Go through the records and show each line where the word "gunstig" occurs.

## Start Input rows

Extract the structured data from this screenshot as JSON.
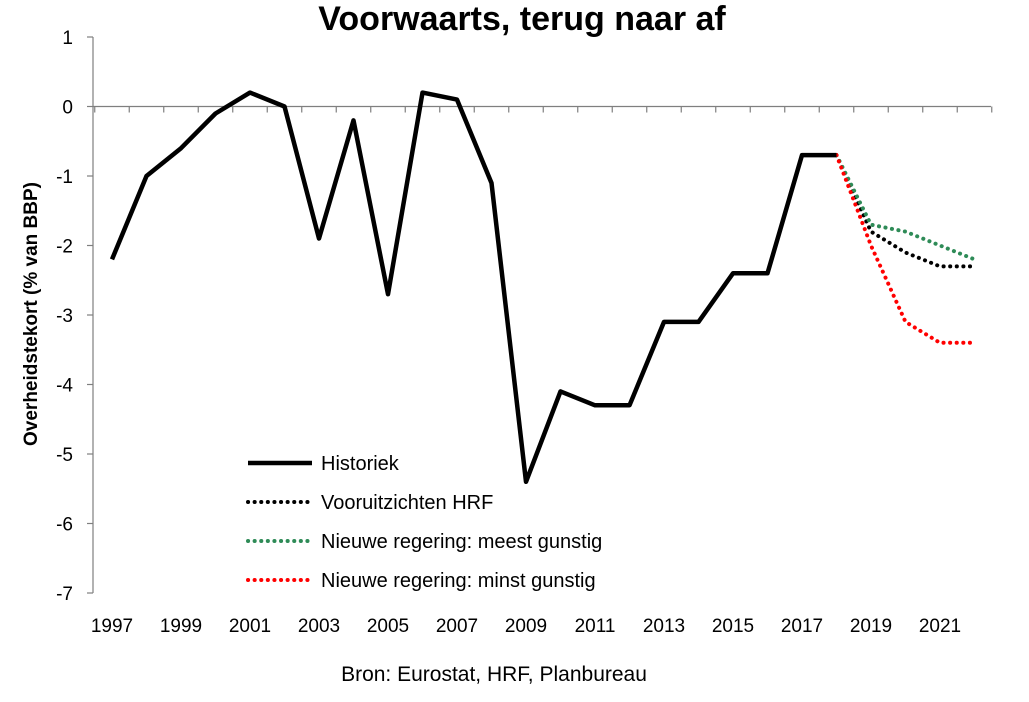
{
  "chart_data": {
    "type": "line",
    "title": "Voorwaarts, terug naar af",
    "ylabel": "Overheidstekort (% van BBP)",
    "xlabel": "",
    "source": "Bron: Eurostat, HRF, Planbureau",
    "ylim": [
      -7,
      1
    ],
    "yticks": [
      1,
      0,
      -1,
      -2,
      -3,
      -4,
      -5,
      -6,
      -7
    ],
    "xlim": [
      1997,
      2022
    ],
    "xticks": [
      1997,
      1999,
      2001,
      2003,
      2005,
      2007,
      2009,
      2011,
      2013,
      2015,
      2017,
      2019,
      2021
    ],
    "grid": false,
    "legend_position": "bottom-left",
    "series": [
      {
        "name": "Historiek",
        "color": "#000000",
        "style": "solid",
        "x": [
          1997,
          1998,
          1999,
          2000,
          2001,
          2002,
          2003,
          2004,
          2005,
          2006,
          2007,
          2008,
          2009,
          2010,
          2011,
          2012,
          2013,
          2014,
          2015,
          2016,
          2017,
          2018
        ],
        "y": [
          -2.2,
          -1.0,
          -0.6,
          -0.1,
          0.2,
          0.0,
          -1.9,
          -0.2,
          -2.7,
          0.2,
          0.1,
          -1.1,
          -5.4,
          -4.1,
          -4.3,
          -4.3,
          -3.1,
          -3.1,
          -2.4,
          -2.4,
          -0.7,
          -0.7
        ]
      },
      {
        "name": "Vooruitzichten HRF",
        "color": "#000000",
        "style": "dotted",
        "x": [
          2018,
          2019,
          2020,
          2021,
          2022
        ],
        "y": [
          -0.7,
          -1.8,
          -2.1,
          -2.3,
          -2.3
        ]
      },
      {
        "name": "Nieuwe regering: meest gunstig",
        "color": "#2e8b57",
        "style": "dotted",
        "x": [
          2018,
          2019,
          2020,
          2021,
          2022
        ],
        "y": [
          -0.7,
          -1.7,
          -1.8,
          -2.0,
          -2.2
        ]
      },
      {
        "name": "Nieuwe regering: minst gunstig",
        "color": "#ff0000",
        "style": "dotted",
        "x": [
          2018,
          2019,
          2020,
          2021,
          2022
        ],
        "y": [
          -0.7,
          -2.0,
          -3.1,
          -3.4,
          -3.4
        ]
      }
    ]
  }
}
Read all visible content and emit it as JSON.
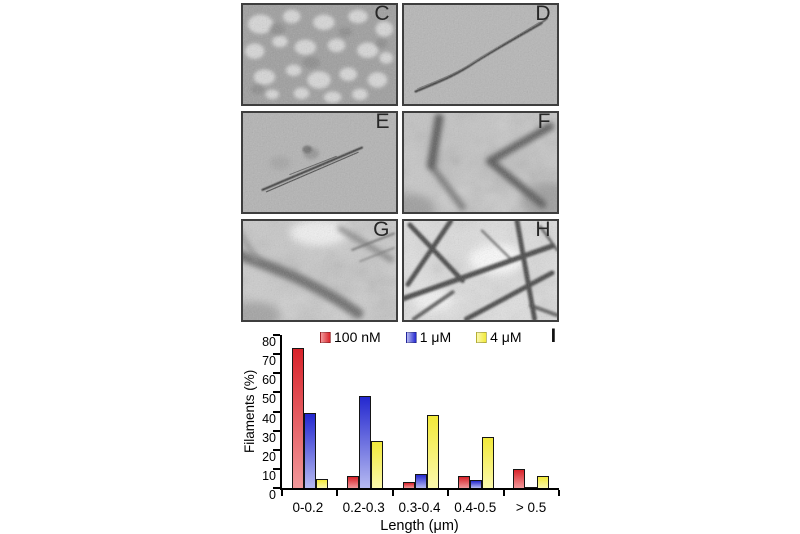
{
  "figure": {
    "panels": [
      {
        "label": "C"
      },
      {
        "label": "D"
      },
      {
        "label": "E"
      },
      {
        "label": "F"
      },
      {
        "label": "G"
      },
      {
        "label": "H"
      }
    ],
    "chart_panel_label": "I"
  },
  "chart_data": {
    "type": "bar",
    "title": "",
    "categories": [
      "0-0.2",
      "0.2-0.3",
      "0.3-0.4",
      "0.4-0.5",
      "> 0.5"
    ],
    "series": [
      {
        "name": "100 nM",
        "values": [
          73,
          6.5,
          3,
          6.5,
          10
        ],
        "color": "#d8232a",
        "color_light": "#f2999b"
      },
      {
        "name": "1 μM",
        "values": [
          39,
          48,
          7.5,
          4,
          0.5
        ],
        "color": "#2428cf",
        "color_light": "#b6baf1"
      },
      {
        "name": "4 μM",
        "values": [
          4.5,
          24.5,
          38,
          26.5,
          6.5
        ],
        "color": "#f2e93a",
        "color_light": "#fbf9ad"
      }
    ],
    "xlabel": "Length (μm)",
    "ylabel": "Filaments (%)",
    "ylim": [
      0,
      80
    ],
    "ytick_step": 10,
    "legend_position": "top-inside",
    "grid": false,
    "axis_color": "#000000"
  }
}
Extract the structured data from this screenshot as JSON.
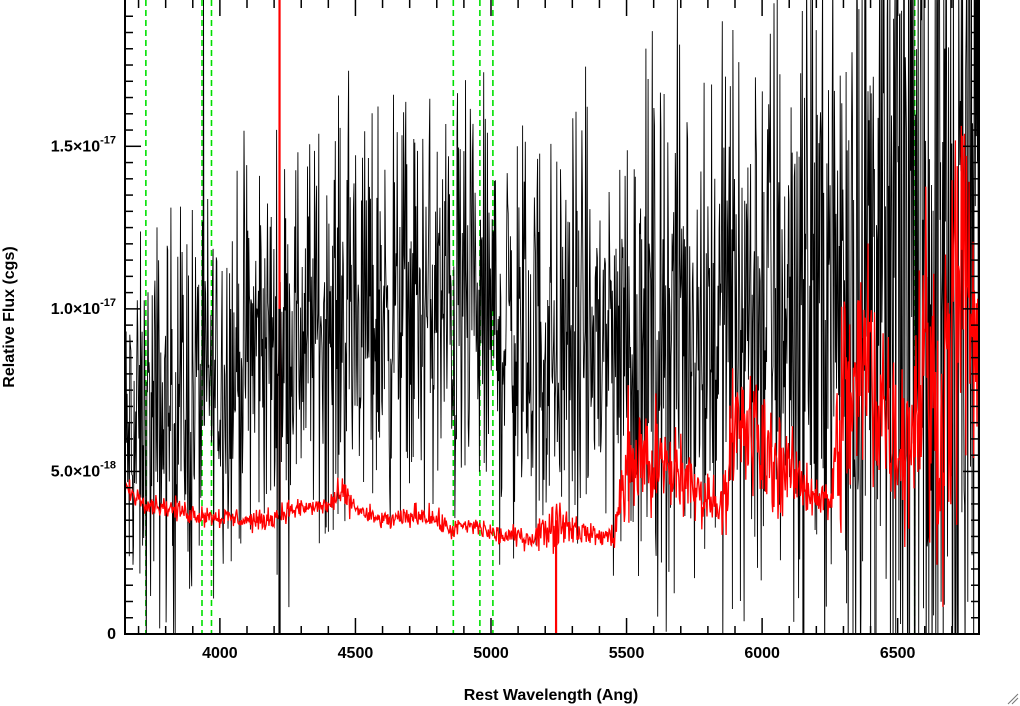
{
  "chart_data": {
    "type": "line",
    "title": "",
    "xlabel": "Rest Wavelength (Ang)",
    "ylabel": "Relative Flux (cgs)",
    "xlim": [
      3650,
      6800
    ],
    "ylim": [
      0,
      1.95e-17
    ],
    "grid": false,
    "x_ticks": [
      4000,
      4500,
      5000,
      5500,
      6000,
      6500
    ],
    "x_tick_labels": [
      "4000",
      "4500",
      "5000",
      "5500",
      "6000",
      "6500"
    ],
    "y_ticks": [
      0,
      5e-18,
      1e-17,
      1.5e-17
    ],
    "y_tick_labels": [
      {
        "mantissa": "0",
        "exponent": ""
      },
      {
        "mantissa": "5.0×10",
        "exponent": "-18"
      },
      {
        "mantissa": "1.0×10",
        "exponent": "-17"
      },
      {
        "mantissa": "1.5×10",
        "exponent": "-17"
      }
    ],
    "vertical_lines": {
      "color": "#00e000",
      "style": "dashed",
      "x": [
        3727,
        3934,
        3969,
        4861,
        4959,
        5007,
        6563
      ]
    },
    "series": [
      {
        "color": "#000000",
        "style": "noisy-spectrum",
        "x": [
          3650,
          3700,
          3750,
          3800,
          3850,
          3900,
          3950,
          4000,
          4050,
          4100,
          4150,
          4200,
          4250,
          4300,
          4350,
          4400,
          4450,
          4500,
          4550,
          4600,
          4650,
          4700,
          4750,
          4800,
          4850,
          4900,
          4950,
          5000,
          5050,
          5100,
          5150,
          5200,
          5250,
          5300,
          5350,
          5400,
          5450,
          5500,
          5550,
          5600,
          5650,
          5700,
          5750,
          5800,
          5850,
          5900,
          5950,
          6000,
          6050,
          6100,
          6150,
          6200,
          6250,
          6300,
          6350,
          6400,
          6450,
          6500,
          6550,
          6600,
          6650,
          6700,
          6750,
          6800
        ],
        "mean": [
          5.5e-18,
          6e-18,
          6.3e-18,
          6.6e-18,
          7e-18,
          7.3e-18,
          7.6e-18,
          8e-18,
          8.3e-18,
          8.6e-18,
          8.8e-18,
          9e-18,
          9.2e-18,
          9.4e-18,
          9.5e-18,
          9.6e-18,
          9.7e-18,
          9.8e-18,
          9.9e-18,
          1e-17,
          1e-17,
          1.01e-17,
          1e-17,
          9.9e-18,
          9.8e-18,
          9.7e-18,
          9.6e-18,
          9.5e-18,
          9.3e-18,
          9.2e-18,
          9e-18,
          8.9e-18,
          8.8e-18,
          8.8e-18,
          8.9e-18,
          9e-18,
          9.1e-18,
          9.2e-18,
          9.3e-18,
          9.4e-18,
          9.5e-18,
          9.6e-18,
          9.7e-18,
          9.8e-18,
          9.9e-18,
          1e-17,
          1.01e-17,
          1.02e-17,
          1.03e-17,
          1.04e-17,
          1.05e-17,
          1.06e-17,
          1.07e-17,
          1.08e-17,
          1.09e-17,
          1.1e-17,
          1.11e-17,
          1.12e-17,
          1.14e-17,
          1.16e-17,
          1.18e-17,
          1.2e-17,
          1.22e-17,
          1.24e-17
        ],
        "noise": [
          3e-18,
          3.5e-18,
          3.8e-18,
          3.8e-18,
          3.8e-18,
          3.8e-18,
          3.6e-18,
          3.4e-18,
          3.4e-18,
          3.5e-18,
          3.5e-18,
          3.5e-18,
          3.5e-18,
          3.6e-18,
          3.7e-18,
          3.7e-18,
          3.7e-18,
          3.8e-18,
          3.8e-18,
          3.8e-18,
          3.8e-18,
          3.8e-18,
          3.9e-18,
          3.9e-18,
          4e-18,
          4e-18,
          4e-18,
          4e-18,
          4e-18,
          4e-18,
          4e-18,
          4e-18,
          4e-18,
          4.1e-18,
          4.1e-18,
          4.2e-18,
          4.4e-18,
          4.6e-18,
          4.8e-18,
          5e-18,
          5e-18,
          5e-18,
          5e-18,
          5e-18,
          5.2e-18,
          5.5e-18,
          5.8e-18,
          6e-18,
          6e-18,
          6.2e-18,
          6.4e-18,
          6.5e-18,
          7e-18,
          8e-18,
          8.5e-18,
          9e-18,
          9.5e-18,
          1e-17,
          1.05e-17,
          1.1e-17,
          1.2e-17,
          1.3e-17,
          1.3e-17,
          1.3e-17
        ]
      },
      {
        "color": "#ff0000",
        "style": "error-spectrum",
        "x": [
          3650,
          3700,
          3750,
          3800,
          3850,
          3900,
          3950,
          4000,
          4050,
          4100,
          4150,
          4200,
          4250,
          4300,
          4350,
          4400,
          4450,
          4500,
          4550,
          4600,
          4650,
          4700,
          4750,
          4800,
          4850,
          4900,
          4950,
          5000,
          5050,
          5100,
          5150,
          5200,
          5250,
          5300,
          5350,
          5400,
          5450,
          5500,
          5550,
          5600,
          5650,
          5700,
          5750,
          5800,
          5850,
          5900,
          5950,
          6000,
          6050,
          6100,
          6150,
          6200,
          6250,
          6300,
          6350,
          6400,
          6450,
          6500,
          6550,
          6600,
          6650,
          6700,
          6750,
          6800
        ],
        "mean": [
          4.5e-18,
          4.2e-18,
          4e-18,
          3.9e-18,
          3.8e-18,
          3.7e-18,
          3.65e-18,
          3.6e-18,
          3.55e-18,
          3.5e-18,
          3.45e-18,
          3.6e-18,
          3.8e-18,
          3.85e-18,
          3.9e-18,
          3.95e-18,
          4.3e-18,
          3.9e-18,
          3.6e-18,
          3.5e-18,
          3.5e-18,
          3.6e-18,
          3.7e-18,
          3.5e-18,
          3.2e-18,
          3.3e-18,
          3.3e-18,
          3.1e-18,
          3e-18,
          3e-18,
          2.95e-18,
          3.2e-18,
          3.5e-18,
          3.3e-18,
          3.1e-18,
          3e-18,
          3e-18,
          5e-18,
          5.5e-18,
          5.2e-18,
          5e-18,
          5e-18,
          4.4e-18,
          4.2e-18,
          4e-18,
          6e-18,
          6.3e-18,
          5.6e-18,
          5.3e-18,
          5e-18,
          4.6e-18,
          4.3e-18,
          4e-18,
          7e-18,
          7.5e-18,
          8.5e-18,
          7e-18,
          6e-18,
          6.2e-18,
          9e-18,
          6e-18,
          9.5e-18,
          1.1e-17,
          8e-18
        ],
        "noise": [
          2e-19,
          2e-19,
          2e-19,
          2e-19,
          2e-19,
          2e-19,
          2e-19,
          2e-19,
          2e-19,
          2e-19,
          2e-19,
          2e-19,
          2e-19,
          2e-19,
          2e-19,
          2e-19,
          3e-19,
          2e-19,
          2e-19,
          2e-19,
          2e-19,
          2e-19,
          2.5e-19,
          2e-19,
          2e-19,
          2e-19,
          2e-19,
          2e-19,
          2e-19,
          2e-19,
          2e-19,
          4e-19,
          5e-19,
          3e-19,
          2e-19,
          2e-19,
          2.5e-19,
          1.2e-18,
          1.3e-18,
          1.2e-18,
          1e-18,
          1e-18,
          6e-19,
          5e-19,
          5e-19,
          1.6e-18,
          1.5e-18,
          1.2e-18,
          1e-18,
          8e-19,
          6e-19,
          4e-19,
          4e-19,
          2.5e-18,
          2.8e-18,
          3e-18,
          2e-18,
          1.5e-18,
          2e-18,
          3e-18,
          2.5e-18,
          3.5e-18,
          4e-18,
          3e-18
        ]
      }
    ],
    "spikes": [
      {
        "x": 4220,
        "color": "#ff0000",
        "y_low": 3.5e-18,
        "y_high": 1.95e-17
      },
      {
        "x": 5240,
        "color": "#ff0000",
        "y_low": 0,
        "y_high": 3.5e-18
      },
      {
        "x": 4220,
        "color": "#000000",
        "y_low": 0,
        "y_high": 1e-17
      }
    ]
  }
}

## End Input rows

▶ **Solved problem**:
        "name": "Nieuwe regering: meest gunstig",
        "name": "Nieuwe regering: minst gunstig",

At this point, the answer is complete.